→ TASK REQUIREMENTS: Read the listing and extract each line that includes the word "this".

-- Start of EXERCISE DATA --

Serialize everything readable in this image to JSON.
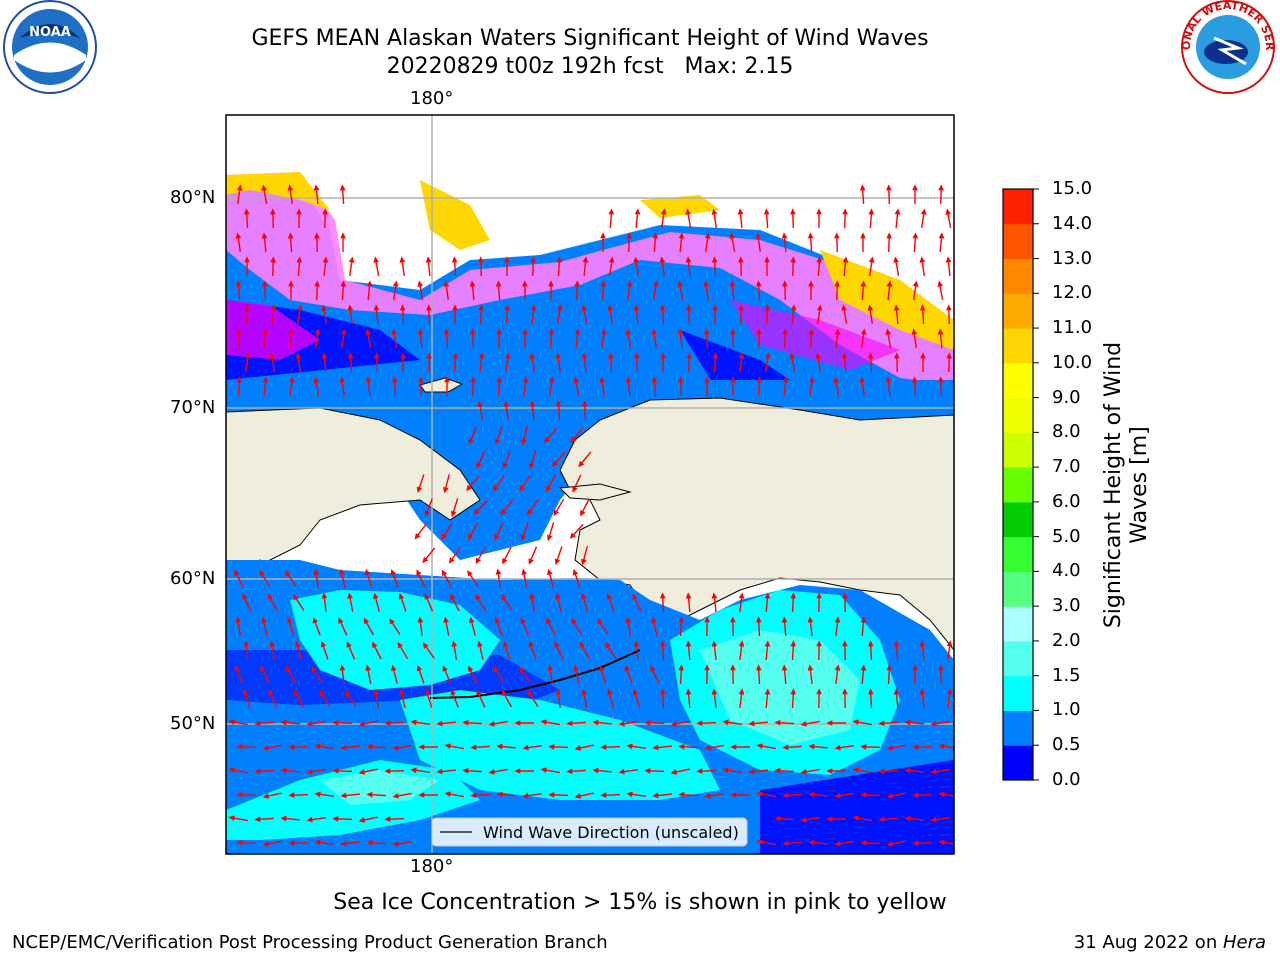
{
  "header": {
    "title_line1": "GEFS MEAN Alaskan Waters Significant Height of Wind Waves",
    "title_line2": "20220829 t00z 192h fcst   Max: 2.15"
  },
  "logos": {
    "left": "NOAA",
    "right": "NATIONAL WEATHER SERVICE"
  },
  "map": {
    "lon_labels": {
      "top": "180°",
      "bottom": "180°"
    },
    "lat_labels": [
      "80°N",
      "70°N",
      "60°N",
      "50°N"
    ],
    "legend_label": "Wind Wave Direction (unscaled)",
    "colors": {
      "land": "#efeddc",
      "ocean_low": "#0080ff",
      "ocean_min": "#0000ff",
      "ocean_mid": "#00ffff",
      "ocean_light": "#55fff0",
      "ice_pink": "#ff80ff",
      "ice_magenta": "#ff00ff",
      "ice_yellow": "#ffd700",
      "arrows": "#ff0000",
      "grid": "#b0b0b0"
    }
  },
  "colorbar": {
    "title": "Significant Height of Wind Waves [m]",
    "ticks": [
      "15.0",
      "14.0",
      "13.0",
      "12.0",
      "11.0",
      "10.0",
      "9.0",
      "8.0",
      "7.0",
      "6.0",
      "5.0",
      "4.0",
      "3.0",
      "2.0",
      "1.5",
      "1.0",
      "0.5",
      "0.0"
    ],
    "colors_bottom_to_top": [
      "#0000ff",
      "#0080ff",
      "#00ffff",
      "#55fff0",
      "#aaffff",
      "#55ff80",
      "#33ff33",
      "#00cc00",
      "#66ff00",
      "#ccff00",
      "#eeff00",
      "#ffff00",
      "#ffd700",
      "#ffaa00",
      "#ff8800",
      "#ff5500",
      "#ff2200"
    ]
  },
  "caption": "Sea Ice Concentration > 15% is shown in pink to yellow",
  "footer": {
    "left": "NCEP/EMC/Verification Post Processing Product Generation Branch",
    "right_date": "31 Aug 2022 on ",
    "right_machine": "Hera"
  }
}
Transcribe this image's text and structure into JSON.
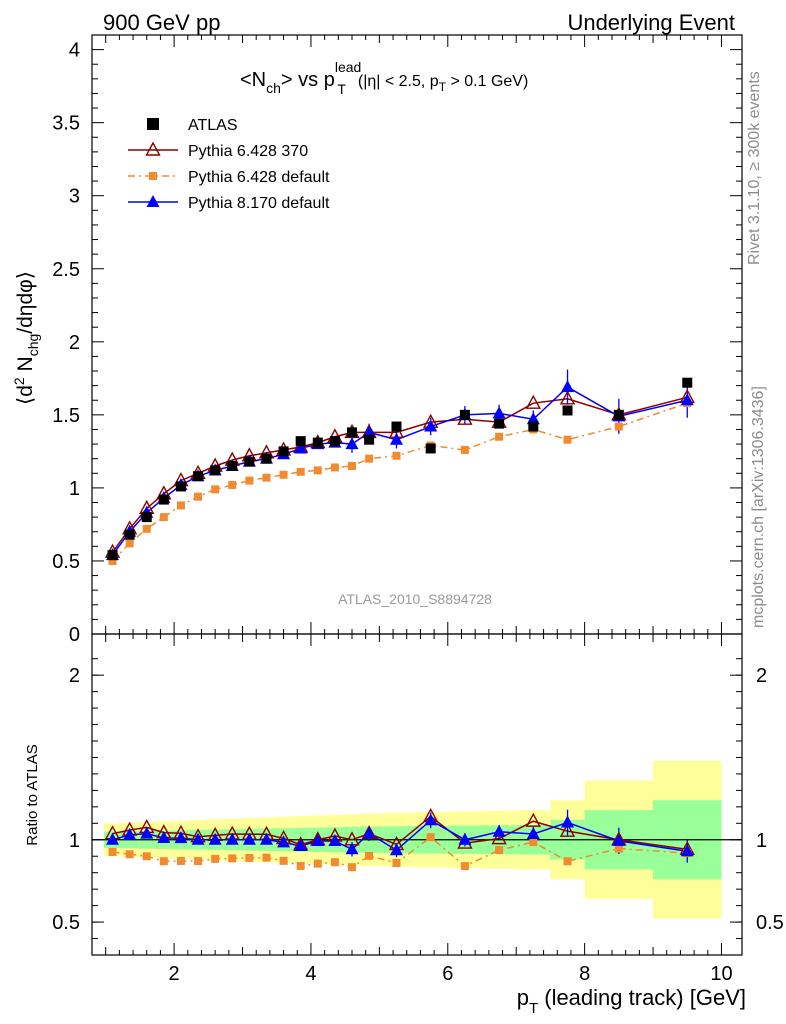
{
  "header": {
    "left": "900 GeV pp",
    "right": "Underlying Event"
  },
  "side_labels": {
    "top": "Rivet 3.1.10, ≥ 300k events",
    "bottom": "mcplots.cern.ch [arXiv:1306.3436]"
  },
  "watermark": "ATLAS_2010_S8894728",
  "chart_data": {
    "type": "scatter",
    "title": "<N_ch> vs p_T^lead (|η| < 2.5, p_T > 0.1 GeV)",
    "title_parts": {
      "main_a": "<N",
      "main_sub": "ch",
      "main_b": "> vs p",
      "main_sup": "lead",
      "main_sub2": "T",
      "cond_a": "(|η| < 2.5, p",
      "cond_sub": "T",
      "cond_b": " > 0.1 GeV)"
    },
    "xlabel": "p_T (leading track) [GeV]",
    "xlabel_parts": {
      "a": "p",
      "sub": "T",
      "b": " (leading track) [GeV]"
    },
    "ylabel": "⟨d² N_chg/dηdφ⟩",
    "ylabel_parts": {
      "a": "⟨d",
      "sup": "2",
      "b": " N",
      "sub": "chg",
      "c": "/dηdφ⟩"
    },
    "ratio_ylabel": "Ratio to ATLAS",
    "xlim": [
      0.8,
      10.3
    ],
    "ylim": [
      0,
      4.1
    ],
    "ratio_ylim": [
      0.3,
      2.25
    ],
    "x_ticks": [
      "2",
      "4",
      "6",
      "8",
      "10"
    ],
    "y_ticks": [
      "0",
      "0.5",
      "1",
      "1.5",
      "2",
      "2.5",
      "3",
      "3.5",
      "4"
    ],
    "ratio_ticks": [
      "0.5",
      "1",
      "2"
    ],
    "legend_position": "top-left",
    "x": [
      1.1,
      1.35,
      1.6,
      1.85,
      2.1,
      2.35,
      2.6,
      2.85,
      3.1,
      3.35,
      3.6,
      3.85,
      4.1,
      4.35,
      4.6,
      4.85,
      5.25,
      5.75,
      6.25,
      6.75,
      7.25,
      7.75,
      8.5,
      9.5
    ],
    "series": [
      {
        "name": "ATLAS",
        "color": "#000000",
        "marker": "square",
        "values": [
          0.54,
          0.68,
          0.8,
          0.92,
          1.01,
          1.08,
          1.12,
          1.15,
          1.18,
          1.2,
          1.25,
          1.32,
          1.31,
          1.32,
          1.38,
          1.33,
          1.42,
          1.27,
          1.5,
          1.44,
          1.42,
          1.53,
          1.5,
          1.72
        ]
      },
      {
        "name": "Pythia 6.428 370",
        "color": "#8b0000",
        "marker": "open-triangle",
        "values": [
          0.56,
          0.72,
          0.86,
          0.96,
          1.05,
          1.1,
          1.15,
          1.19,
          1.22,
          1.24,
          1.26,
          1.28,
          1.31,
          1.35,
          1.38,
          1.38,
          1.38,
          1.45,
          1.47,
          1.45,
          1.58,
          1.61,
          1.5,
          1.62
        ]
      },
      {
        "name": "Pythia 6.428 default",
        "color": "#f28a30",
        "marker": "filled-square",
        "values": [
          0.5,
          0.62,
          0.72,
          0.8,
          0.88,
          0.94,
          0.99,
          1.02,
          1.05,
          1.07,
          1.09,
          1.11,
          1.12,
          1.14,
          1.15,
          1.2,
          1.22,
          1.29,
          1.26,
          1.35,
          1.4,
          1.33,
          1.42,
          1.58
        ]
      },
      {
        "name": "Pythia 8.170 default",
        "color": "#0000ff",
        "marker": "filled-triangle",
        "values": [
          0.54,
          0.7,
          0.83,
          0.93,
          1.02,
          1.08,
          1.12,
          1.15,
          1.18,
          1.2,
          1.23,
          1.27,
          1.3,
          1.31,
          1.3,
          1.38,
          1.33,
          1.42,
          1.5,
          1.51,
          1.47,
          1.69,
          1.49,
          1.6
        ]
      }
    ]
  }
}
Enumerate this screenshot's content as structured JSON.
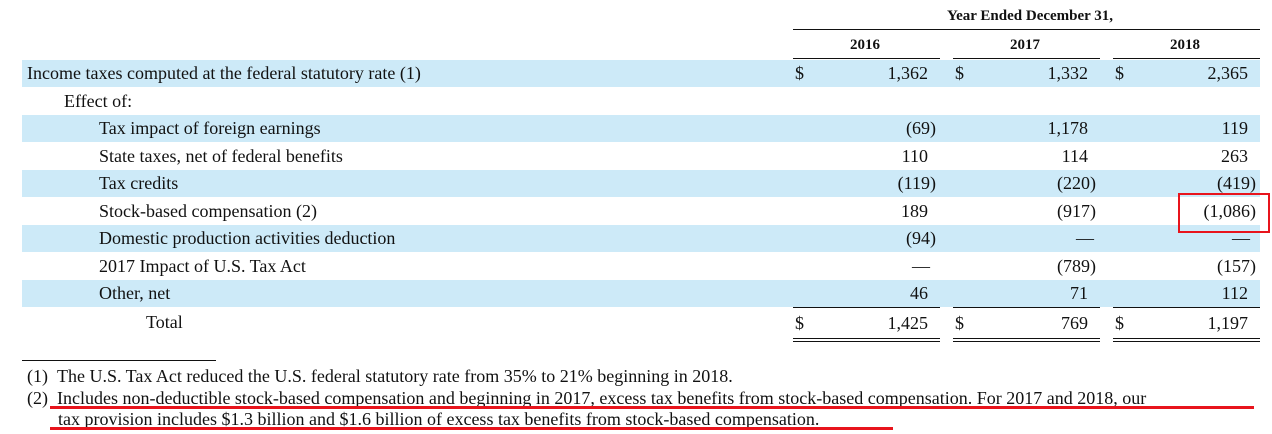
{
  "header": {
    "period": "Year Ended December 31,",
    "years": [
      "2016",
      "2017",
      "2018"
    ]
  },
  "rows": [
    {
      "label": "Income taxes computed at the federal statutory rate (1)",
      "dollar": true,
      "v2016": "1,362",
      "v2017": "1,332",
      "v2018": "2,365"
    },
    {
      "label": "Effect of:",
      "dollar": false,
      "v2016": "",
      "v2017": "",
      "v2018": ""
    },
    {
      "label": "Tax impact of foreign earnings",
      "dollar": false,
      "v2016": "(69)",
      "v2017": "1,178",
      "v2018": "119"
    },
    {
      "label": "State taxes, net of federal benefits",
      "dollar": false,
      "v2016": "110",
      "v2017": "114",
      "v2018": "263"
    },
    {
      "label": "Tax credits",
      "dollar": false,
      "v2016": "(119)",
      "v2017": "(220)",
      "v2018": "(419)"
    },
    {
      "label": "Stock-based compensation (2)",
      "dollar": false,
      "v2016": "189",
      "v2017": "(917)",
      "v2018": "(1,086)"
    },
    {
      "label": "Domestic production activities deduction",
      "dollar": false,
      "v2016": "(94)",
      "v2017": "—",
      "v2018": "—"
    },
    {
      "label": "2017 Impact of U.S. Tax Act",
      "dollar": false,
      "v2016": "—",
      "v2017": "(789)",
      "v2018": "(157)"
    },
    {
      "label": "Other, net",
      "dollar": false,
      "v2016": "46",
      "v2017": "71",
      "v2018": "112"
    },
    {
      "label": "Total",
      "dollar": true,
      "v2016": "1,425",
      "v2017": "769",
      "v2018": "1,197"
    }
  ],
  "currency_symbol": "$",
  "footnotes": {
    "note1": "(1) The U.S. Tax Act reduced the U.S. federal statutory rate from 35% to 21% beginning in 2018.",
    "note2_line1": "(2) Includes non-deductible stock-based compensation and beginning in 2017, excess tax benefits from stock-based compensation. For 2017 and 2018, our",
    "note2_line2": "tax provision includes $1.3 billion and $1.6 billion of excess tax benefits from stock-based compensation."
  },
  "annotation_colors": {
    "highlight": "#e8141c",
    "band": "#cdeaf8"
  }
}
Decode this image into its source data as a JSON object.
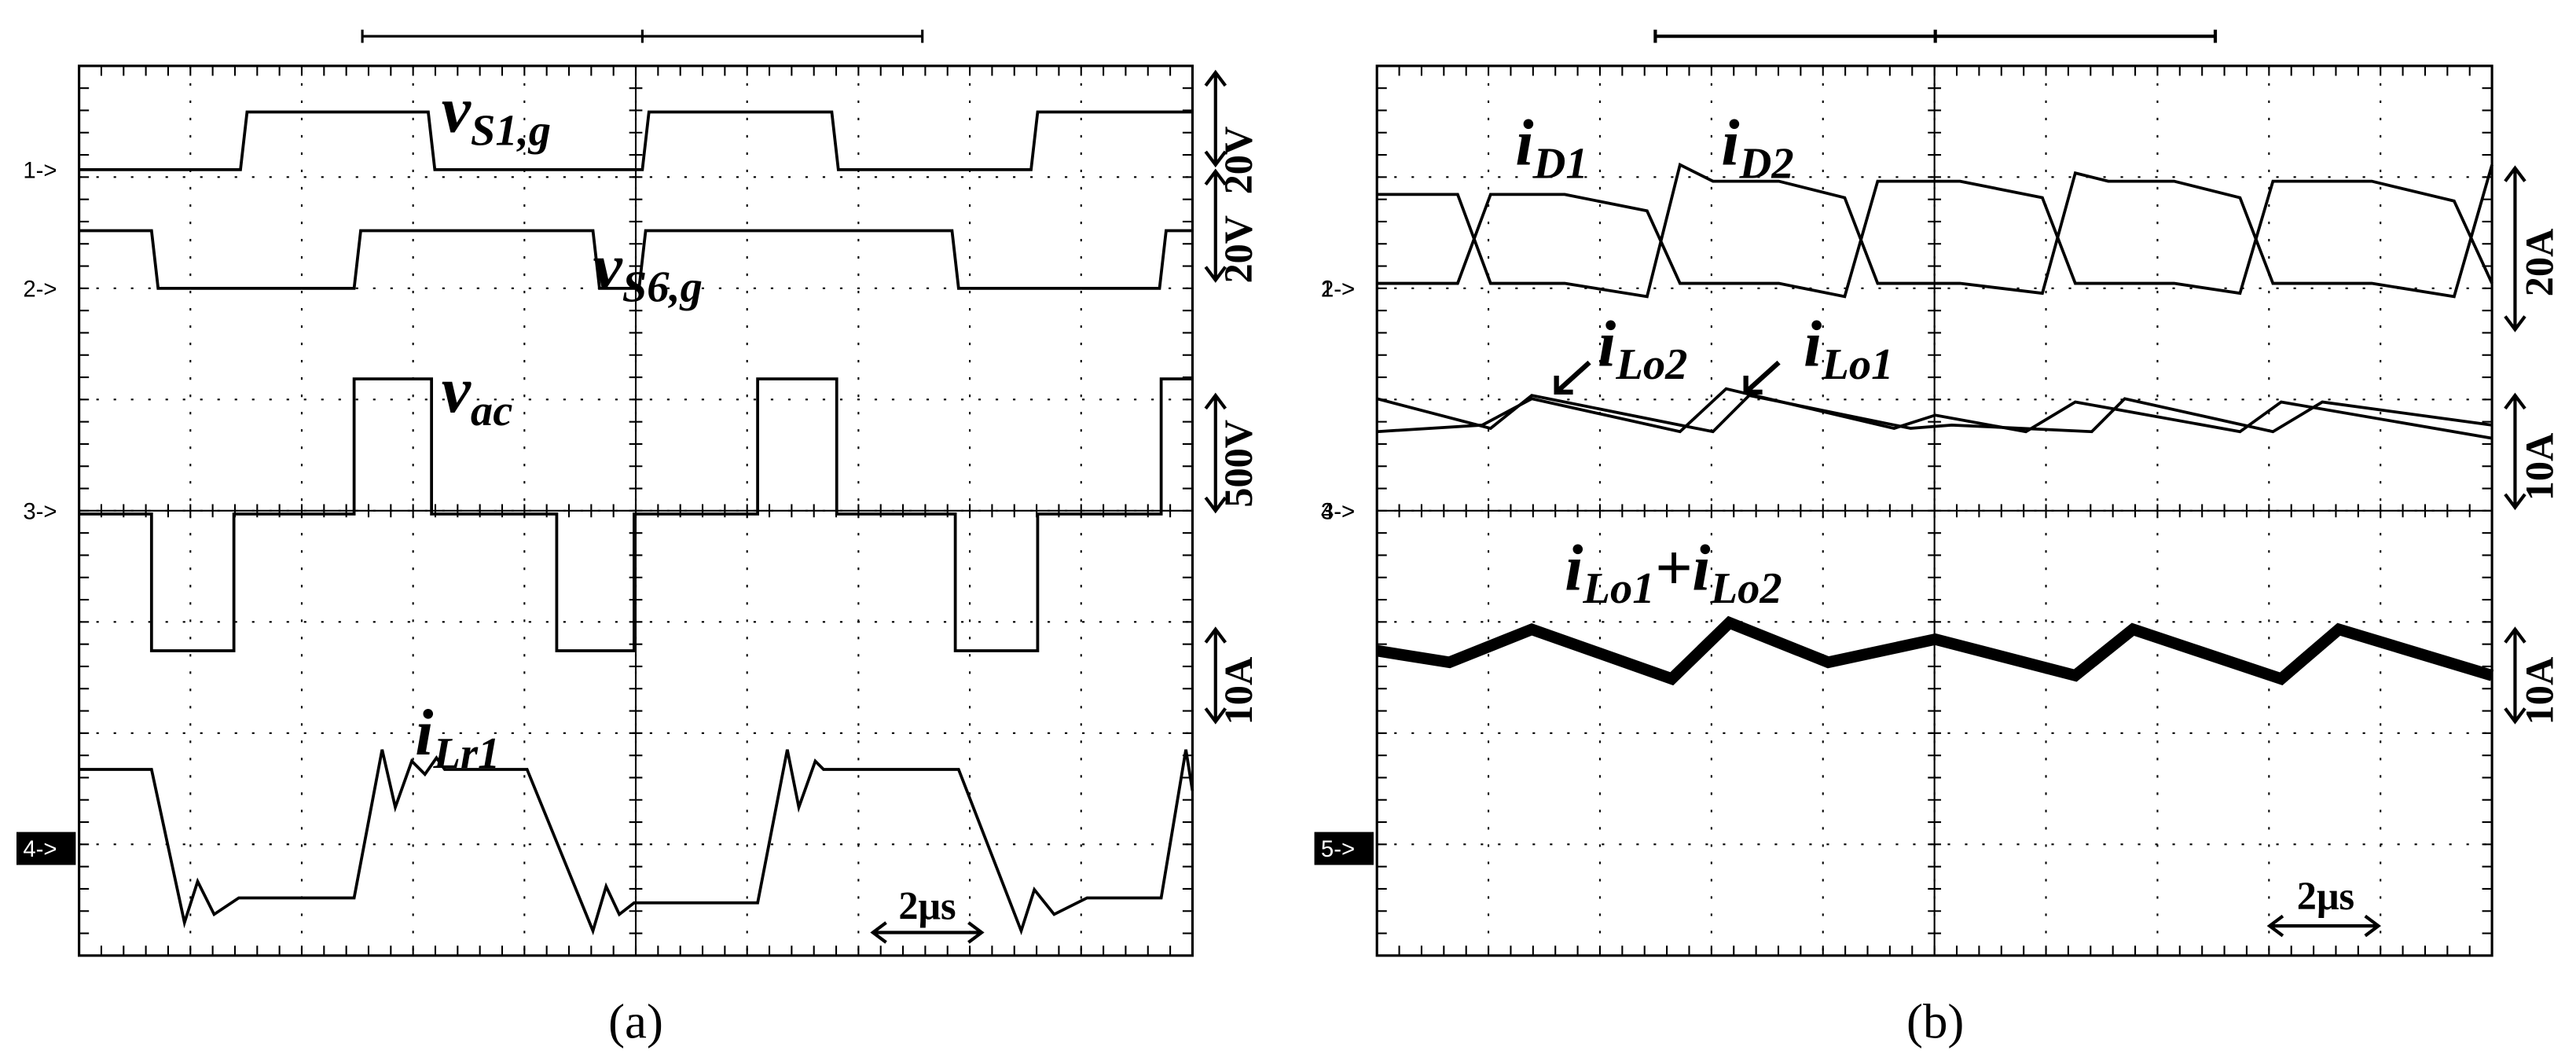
{
  "panels": [
    {
      "caption": "(a)",
      "labels": [
        {
          "main": "v",
          "sub": "S1,g"
        },
        {
          "main": "v",
          "sub": "S6,g"
        },
        {
          "main": "v",
          "sub": "ac"
        },
        {
          "main": "i",
          "sub": "Lr1"
        }
      ],
      "markers": [
        "1->",
        "2->",
        "3->",
        "3->",
        "4->"
      ],
      "scales": [
        "20V",
        "20V",
        "500V",
        "10A"
      ],
      "time_scale": "2μs"
    },
    {
      "caption": "(b)",
      "labels": [
        {
          "main": "i",
          "sub": "D1"
        },
        {
          "main": "i",
          "sub": "D2"
        },
        {
          "main": "i",
          "sub": "Lo2"
        },
        {
          "main": "i",
          "sub": "Lo1"
        },
        {
          "main": "i",
          "sub": "Lo1"
        },
        {
          "main": "+i",
          "sub": "Lo2"
        }
      ],
      "markers": [
        "1->",
        "2->",
        "3->",
        "4->",
        "5->"
      ],
      "scales": [
        "20A",
        "10A",
        "10A"
      ],
      "time_scale": "2μs"
    }
  ]
}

-- End of EXERCISE DATA --

→ COMPLETE ANSWER:
Serialize everything readable in this image to JSON.
Transcribe this image's text and structure into JSON.
Enumerate this screenshot's content as structured JSON.
Decode this image into its source data as a JSON object.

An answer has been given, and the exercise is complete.